Extracted data entries:
--- BEGIN ---

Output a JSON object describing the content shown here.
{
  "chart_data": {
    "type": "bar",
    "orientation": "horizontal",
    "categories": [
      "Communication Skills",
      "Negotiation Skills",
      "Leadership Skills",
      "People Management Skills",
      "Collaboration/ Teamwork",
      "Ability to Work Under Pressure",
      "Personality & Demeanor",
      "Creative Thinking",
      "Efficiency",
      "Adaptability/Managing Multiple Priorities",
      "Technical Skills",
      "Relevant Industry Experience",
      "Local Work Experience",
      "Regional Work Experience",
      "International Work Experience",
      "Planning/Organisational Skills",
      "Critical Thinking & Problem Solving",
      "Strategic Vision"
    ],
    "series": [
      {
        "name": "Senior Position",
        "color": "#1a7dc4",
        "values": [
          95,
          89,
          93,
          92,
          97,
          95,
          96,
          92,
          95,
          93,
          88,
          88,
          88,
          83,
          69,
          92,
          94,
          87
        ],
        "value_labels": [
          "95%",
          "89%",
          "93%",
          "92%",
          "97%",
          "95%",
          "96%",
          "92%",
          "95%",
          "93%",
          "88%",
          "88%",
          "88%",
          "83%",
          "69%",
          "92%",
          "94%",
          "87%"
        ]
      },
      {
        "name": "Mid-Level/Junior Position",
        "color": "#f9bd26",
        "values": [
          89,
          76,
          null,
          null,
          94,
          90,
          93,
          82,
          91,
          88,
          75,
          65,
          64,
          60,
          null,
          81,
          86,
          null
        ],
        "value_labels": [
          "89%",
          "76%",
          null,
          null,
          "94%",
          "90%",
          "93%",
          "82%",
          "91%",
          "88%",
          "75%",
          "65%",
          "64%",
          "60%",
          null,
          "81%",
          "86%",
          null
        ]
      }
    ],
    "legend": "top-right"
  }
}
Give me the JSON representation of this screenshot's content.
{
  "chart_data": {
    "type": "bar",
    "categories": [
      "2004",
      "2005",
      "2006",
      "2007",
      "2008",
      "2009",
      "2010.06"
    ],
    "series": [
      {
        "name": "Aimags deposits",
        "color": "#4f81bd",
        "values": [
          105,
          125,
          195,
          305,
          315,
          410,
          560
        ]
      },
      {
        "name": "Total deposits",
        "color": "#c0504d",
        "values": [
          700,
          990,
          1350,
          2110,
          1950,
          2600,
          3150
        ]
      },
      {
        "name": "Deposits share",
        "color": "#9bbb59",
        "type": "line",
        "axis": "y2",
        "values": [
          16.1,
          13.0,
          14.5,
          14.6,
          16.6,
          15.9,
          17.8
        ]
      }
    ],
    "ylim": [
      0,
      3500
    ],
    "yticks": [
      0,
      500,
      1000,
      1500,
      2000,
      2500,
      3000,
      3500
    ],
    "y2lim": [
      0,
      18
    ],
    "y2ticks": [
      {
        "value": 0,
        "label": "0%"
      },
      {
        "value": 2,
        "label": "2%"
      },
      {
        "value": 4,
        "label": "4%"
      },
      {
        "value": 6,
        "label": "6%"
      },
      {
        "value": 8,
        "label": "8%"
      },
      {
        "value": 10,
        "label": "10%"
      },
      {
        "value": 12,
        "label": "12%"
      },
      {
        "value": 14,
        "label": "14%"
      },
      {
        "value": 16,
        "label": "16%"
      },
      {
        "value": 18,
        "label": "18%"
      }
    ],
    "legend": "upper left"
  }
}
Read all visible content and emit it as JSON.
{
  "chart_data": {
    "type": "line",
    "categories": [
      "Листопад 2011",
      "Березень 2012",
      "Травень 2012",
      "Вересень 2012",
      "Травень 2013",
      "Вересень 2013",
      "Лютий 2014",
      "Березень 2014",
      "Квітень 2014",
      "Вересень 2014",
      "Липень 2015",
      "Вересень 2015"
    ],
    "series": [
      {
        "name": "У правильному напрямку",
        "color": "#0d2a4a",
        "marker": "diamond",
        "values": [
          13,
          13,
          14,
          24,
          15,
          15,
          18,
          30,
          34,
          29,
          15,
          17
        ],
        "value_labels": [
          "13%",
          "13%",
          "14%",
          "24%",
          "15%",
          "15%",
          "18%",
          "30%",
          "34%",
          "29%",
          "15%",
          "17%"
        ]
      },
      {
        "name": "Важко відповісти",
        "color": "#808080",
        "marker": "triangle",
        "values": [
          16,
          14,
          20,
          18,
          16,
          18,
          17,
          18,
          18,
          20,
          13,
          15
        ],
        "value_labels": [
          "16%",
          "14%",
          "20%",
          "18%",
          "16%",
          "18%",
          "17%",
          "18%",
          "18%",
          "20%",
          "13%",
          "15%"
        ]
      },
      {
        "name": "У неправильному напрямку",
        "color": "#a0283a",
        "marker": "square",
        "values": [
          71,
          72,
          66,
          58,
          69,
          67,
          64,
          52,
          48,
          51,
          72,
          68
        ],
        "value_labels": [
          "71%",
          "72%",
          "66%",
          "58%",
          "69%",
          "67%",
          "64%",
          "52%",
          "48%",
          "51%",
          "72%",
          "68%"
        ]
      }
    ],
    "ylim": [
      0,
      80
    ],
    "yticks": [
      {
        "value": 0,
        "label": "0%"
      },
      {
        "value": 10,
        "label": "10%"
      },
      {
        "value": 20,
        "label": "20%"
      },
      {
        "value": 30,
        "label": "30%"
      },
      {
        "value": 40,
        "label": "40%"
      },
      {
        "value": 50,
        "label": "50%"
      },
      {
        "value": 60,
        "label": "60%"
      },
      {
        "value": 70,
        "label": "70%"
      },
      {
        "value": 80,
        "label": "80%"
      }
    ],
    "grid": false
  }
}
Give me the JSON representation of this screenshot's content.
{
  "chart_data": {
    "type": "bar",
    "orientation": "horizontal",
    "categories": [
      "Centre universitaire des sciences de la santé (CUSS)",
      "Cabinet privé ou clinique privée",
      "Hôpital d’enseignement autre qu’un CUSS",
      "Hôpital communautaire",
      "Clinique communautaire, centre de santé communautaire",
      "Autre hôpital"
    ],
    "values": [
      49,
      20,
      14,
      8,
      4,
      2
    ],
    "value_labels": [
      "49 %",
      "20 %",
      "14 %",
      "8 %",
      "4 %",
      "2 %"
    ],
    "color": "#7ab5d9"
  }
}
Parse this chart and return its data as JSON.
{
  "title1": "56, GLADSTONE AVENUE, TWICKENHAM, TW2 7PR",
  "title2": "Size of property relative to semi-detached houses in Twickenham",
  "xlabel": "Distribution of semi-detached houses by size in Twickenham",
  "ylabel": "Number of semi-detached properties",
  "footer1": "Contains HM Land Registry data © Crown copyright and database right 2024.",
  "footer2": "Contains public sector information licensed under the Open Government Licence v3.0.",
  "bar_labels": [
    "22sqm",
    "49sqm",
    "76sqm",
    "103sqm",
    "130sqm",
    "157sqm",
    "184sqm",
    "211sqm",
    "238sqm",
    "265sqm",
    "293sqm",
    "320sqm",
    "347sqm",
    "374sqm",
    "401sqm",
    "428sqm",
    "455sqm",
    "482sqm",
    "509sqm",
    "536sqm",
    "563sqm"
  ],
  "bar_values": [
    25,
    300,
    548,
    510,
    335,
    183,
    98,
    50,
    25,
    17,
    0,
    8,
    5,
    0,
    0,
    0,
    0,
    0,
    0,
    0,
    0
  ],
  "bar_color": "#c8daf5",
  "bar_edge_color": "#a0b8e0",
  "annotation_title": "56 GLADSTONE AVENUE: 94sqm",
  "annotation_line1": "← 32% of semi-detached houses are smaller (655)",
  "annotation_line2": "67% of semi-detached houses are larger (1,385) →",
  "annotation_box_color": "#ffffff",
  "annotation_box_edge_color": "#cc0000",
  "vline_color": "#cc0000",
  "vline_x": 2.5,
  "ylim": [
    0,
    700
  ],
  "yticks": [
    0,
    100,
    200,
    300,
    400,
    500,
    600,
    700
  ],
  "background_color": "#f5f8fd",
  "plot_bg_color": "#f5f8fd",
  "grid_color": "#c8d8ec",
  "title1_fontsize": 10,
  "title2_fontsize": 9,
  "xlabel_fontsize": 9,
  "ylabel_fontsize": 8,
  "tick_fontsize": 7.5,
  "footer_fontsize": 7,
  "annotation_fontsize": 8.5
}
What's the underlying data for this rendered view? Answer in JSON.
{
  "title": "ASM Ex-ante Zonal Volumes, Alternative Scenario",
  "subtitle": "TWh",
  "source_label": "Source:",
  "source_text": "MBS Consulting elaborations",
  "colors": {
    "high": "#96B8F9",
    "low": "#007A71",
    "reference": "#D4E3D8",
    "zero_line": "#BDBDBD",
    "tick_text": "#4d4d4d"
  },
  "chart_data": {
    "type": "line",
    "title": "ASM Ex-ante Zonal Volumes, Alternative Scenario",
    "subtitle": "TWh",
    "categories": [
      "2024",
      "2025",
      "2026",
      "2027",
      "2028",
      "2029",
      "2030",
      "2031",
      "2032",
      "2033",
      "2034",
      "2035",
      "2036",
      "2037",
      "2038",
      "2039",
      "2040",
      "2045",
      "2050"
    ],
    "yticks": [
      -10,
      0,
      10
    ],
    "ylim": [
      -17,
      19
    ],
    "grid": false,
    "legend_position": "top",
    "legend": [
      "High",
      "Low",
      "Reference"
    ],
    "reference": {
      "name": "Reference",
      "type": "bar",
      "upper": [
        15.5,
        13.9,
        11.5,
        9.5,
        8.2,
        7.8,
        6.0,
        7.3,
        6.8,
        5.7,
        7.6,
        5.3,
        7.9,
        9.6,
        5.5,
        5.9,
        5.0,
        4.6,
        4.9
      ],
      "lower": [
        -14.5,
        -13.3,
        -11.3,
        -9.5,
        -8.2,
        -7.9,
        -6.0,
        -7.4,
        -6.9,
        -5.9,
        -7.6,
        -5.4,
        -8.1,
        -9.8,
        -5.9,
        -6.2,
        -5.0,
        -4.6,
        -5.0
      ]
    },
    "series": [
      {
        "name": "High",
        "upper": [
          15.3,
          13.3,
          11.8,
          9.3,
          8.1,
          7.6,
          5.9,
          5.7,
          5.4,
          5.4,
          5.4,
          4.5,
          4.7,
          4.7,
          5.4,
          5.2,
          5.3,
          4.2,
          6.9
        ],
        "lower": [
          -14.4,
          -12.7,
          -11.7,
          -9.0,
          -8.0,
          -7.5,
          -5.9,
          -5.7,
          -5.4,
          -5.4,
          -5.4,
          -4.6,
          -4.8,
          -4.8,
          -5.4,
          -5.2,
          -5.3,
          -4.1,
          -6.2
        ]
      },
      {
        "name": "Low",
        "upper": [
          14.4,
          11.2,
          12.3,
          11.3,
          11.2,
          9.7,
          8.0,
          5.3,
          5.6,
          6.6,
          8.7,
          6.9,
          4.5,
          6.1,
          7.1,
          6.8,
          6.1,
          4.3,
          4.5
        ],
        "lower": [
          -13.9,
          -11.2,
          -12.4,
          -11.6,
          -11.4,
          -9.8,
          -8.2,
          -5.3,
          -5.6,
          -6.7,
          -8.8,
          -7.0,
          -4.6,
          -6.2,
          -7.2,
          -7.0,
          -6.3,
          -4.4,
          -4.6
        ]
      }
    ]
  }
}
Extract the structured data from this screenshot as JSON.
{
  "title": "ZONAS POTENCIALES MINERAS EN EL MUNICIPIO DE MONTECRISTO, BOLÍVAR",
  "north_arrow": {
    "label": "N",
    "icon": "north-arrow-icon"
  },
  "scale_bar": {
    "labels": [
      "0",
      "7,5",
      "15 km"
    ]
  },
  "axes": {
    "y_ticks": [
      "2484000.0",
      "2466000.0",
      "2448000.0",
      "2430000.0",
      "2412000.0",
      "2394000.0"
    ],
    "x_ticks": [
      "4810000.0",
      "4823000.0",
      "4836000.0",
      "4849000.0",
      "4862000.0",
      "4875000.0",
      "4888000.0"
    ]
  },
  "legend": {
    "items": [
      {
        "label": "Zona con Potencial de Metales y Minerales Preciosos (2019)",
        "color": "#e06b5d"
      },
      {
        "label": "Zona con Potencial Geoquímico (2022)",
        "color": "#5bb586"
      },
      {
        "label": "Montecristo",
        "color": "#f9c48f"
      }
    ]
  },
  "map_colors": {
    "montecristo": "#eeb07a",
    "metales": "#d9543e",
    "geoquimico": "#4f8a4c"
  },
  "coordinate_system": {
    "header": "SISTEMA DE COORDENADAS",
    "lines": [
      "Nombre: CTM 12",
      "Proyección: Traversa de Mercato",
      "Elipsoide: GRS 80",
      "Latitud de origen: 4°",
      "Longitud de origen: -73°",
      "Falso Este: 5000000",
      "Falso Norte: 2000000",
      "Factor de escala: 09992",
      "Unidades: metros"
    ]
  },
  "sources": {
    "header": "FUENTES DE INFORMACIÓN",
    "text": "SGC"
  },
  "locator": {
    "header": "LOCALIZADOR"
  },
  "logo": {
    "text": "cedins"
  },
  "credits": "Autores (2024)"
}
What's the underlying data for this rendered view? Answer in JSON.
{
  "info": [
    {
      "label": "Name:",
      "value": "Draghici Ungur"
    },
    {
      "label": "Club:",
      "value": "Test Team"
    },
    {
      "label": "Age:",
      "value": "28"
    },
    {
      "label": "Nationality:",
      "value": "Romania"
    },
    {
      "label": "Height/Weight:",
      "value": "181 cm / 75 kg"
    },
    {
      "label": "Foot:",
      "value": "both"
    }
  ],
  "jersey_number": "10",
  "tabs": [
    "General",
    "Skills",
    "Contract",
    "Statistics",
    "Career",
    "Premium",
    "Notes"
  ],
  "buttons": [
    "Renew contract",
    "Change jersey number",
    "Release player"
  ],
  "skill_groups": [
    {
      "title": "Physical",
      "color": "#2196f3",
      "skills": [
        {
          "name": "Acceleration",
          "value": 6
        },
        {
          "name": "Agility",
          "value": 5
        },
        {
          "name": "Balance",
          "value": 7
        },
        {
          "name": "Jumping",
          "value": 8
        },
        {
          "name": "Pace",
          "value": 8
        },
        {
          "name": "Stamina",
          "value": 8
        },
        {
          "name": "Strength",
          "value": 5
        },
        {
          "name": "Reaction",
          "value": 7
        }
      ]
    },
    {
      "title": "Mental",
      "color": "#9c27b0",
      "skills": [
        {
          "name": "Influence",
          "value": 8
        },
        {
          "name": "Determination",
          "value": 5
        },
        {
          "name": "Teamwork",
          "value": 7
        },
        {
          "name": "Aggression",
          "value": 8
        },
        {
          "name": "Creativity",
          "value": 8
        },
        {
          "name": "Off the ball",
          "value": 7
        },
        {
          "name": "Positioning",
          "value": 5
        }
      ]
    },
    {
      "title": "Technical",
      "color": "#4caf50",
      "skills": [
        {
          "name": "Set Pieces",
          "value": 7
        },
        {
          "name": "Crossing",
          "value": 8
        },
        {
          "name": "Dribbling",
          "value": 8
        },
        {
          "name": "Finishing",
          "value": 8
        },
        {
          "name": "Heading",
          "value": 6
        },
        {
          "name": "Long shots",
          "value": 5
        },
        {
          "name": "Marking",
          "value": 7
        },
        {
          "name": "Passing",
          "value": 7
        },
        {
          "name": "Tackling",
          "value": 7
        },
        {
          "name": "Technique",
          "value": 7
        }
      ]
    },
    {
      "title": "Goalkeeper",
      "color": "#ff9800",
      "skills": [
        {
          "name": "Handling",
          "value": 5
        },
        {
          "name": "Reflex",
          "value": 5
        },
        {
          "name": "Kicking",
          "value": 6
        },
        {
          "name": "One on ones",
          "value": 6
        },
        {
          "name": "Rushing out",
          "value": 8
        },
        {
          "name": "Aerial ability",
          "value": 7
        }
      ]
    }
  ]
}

--- END ---

Every line of the listing that holds "Contains" should be found and copied.

◆ RESPONSE TO THIS EXERCISE ◆
  "footer1": "Contains HM Land Registry data © Crown copyright and database right 2024.",
  "footer2": "Contains public sector information licensed under the Open Government Licence v3.0.",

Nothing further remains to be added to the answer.